Copy out all lines that hold "JSON".

Data provided.
Begin

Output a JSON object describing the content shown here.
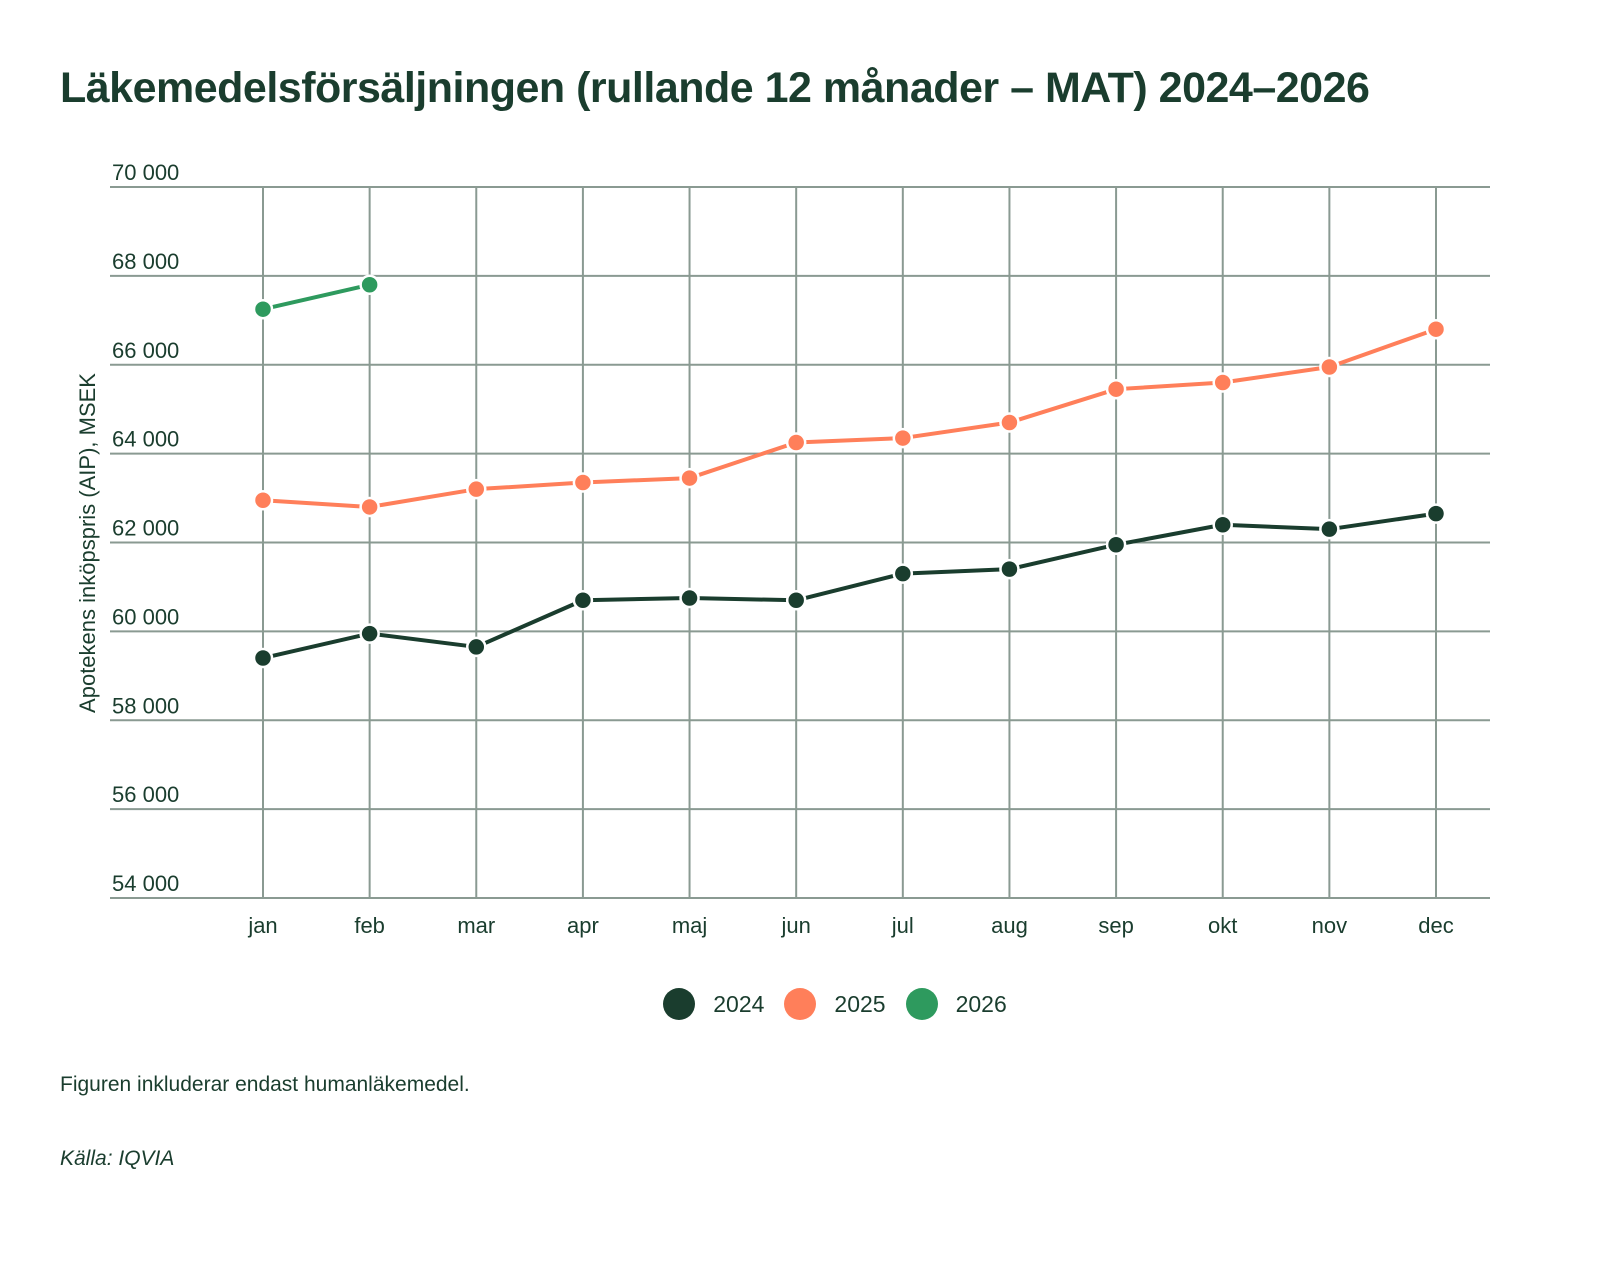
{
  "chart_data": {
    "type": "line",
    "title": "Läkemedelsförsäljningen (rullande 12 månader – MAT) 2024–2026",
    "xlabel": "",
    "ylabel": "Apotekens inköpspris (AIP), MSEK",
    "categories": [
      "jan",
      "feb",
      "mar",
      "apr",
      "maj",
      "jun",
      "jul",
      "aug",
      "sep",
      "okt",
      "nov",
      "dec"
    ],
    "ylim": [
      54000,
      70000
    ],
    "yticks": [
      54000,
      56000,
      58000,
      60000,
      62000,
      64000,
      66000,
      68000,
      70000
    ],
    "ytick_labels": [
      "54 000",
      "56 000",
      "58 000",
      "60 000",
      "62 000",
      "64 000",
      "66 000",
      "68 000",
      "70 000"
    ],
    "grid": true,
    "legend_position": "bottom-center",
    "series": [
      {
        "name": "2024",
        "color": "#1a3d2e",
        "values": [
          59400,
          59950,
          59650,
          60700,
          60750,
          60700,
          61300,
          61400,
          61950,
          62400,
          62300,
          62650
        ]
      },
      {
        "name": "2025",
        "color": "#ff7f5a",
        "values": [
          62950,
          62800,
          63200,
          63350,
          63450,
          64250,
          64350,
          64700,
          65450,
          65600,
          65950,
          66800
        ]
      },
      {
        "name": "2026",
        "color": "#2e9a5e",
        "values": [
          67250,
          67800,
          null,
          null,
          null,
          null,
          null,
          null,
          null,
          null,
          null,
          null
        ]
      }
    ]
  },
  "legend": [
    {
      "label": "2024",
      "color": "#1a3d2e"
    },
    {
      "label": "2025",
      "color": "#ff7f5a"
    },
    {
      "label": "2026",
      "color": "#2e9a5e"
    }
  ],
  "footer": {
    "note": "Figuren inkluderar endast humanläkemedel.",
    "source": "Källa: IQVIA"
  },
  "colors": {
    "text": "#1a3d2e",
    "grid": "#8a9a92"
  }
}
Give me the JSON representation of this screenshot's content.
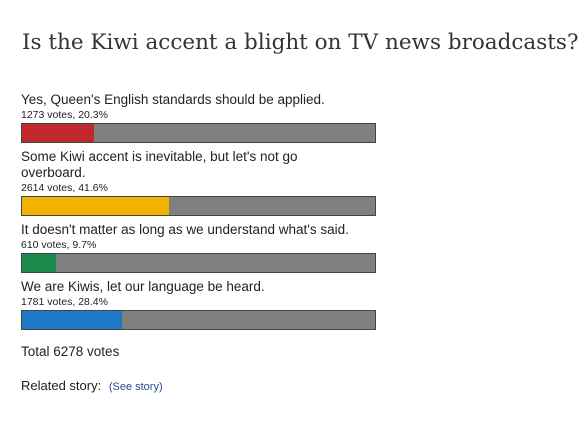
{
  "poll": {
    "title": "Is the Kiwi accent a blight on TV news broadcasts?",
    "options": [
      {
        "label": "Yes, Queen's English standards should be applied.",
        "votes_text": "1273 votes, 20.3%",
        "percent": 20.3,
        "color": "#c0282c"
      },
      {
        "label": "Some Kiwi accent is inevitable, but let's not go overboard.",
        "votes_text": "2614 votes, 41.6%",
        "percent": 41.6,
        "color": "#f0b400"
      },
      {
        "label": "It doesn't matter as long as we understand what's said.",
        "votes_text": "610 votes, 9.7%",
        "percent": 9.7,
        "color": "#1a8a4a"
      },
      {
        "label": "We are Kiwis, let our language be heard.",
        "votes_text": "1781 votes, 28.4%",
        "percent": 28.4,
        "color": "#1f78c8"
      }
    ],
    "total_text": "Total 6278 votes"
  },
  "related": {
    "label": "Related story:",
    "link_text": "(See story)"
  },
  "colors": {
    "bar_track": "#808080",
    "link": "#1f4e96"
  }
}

End

Written reply.
Output a JSON object describing the content shown here.
Give me the JSON representation of this screenshot's content.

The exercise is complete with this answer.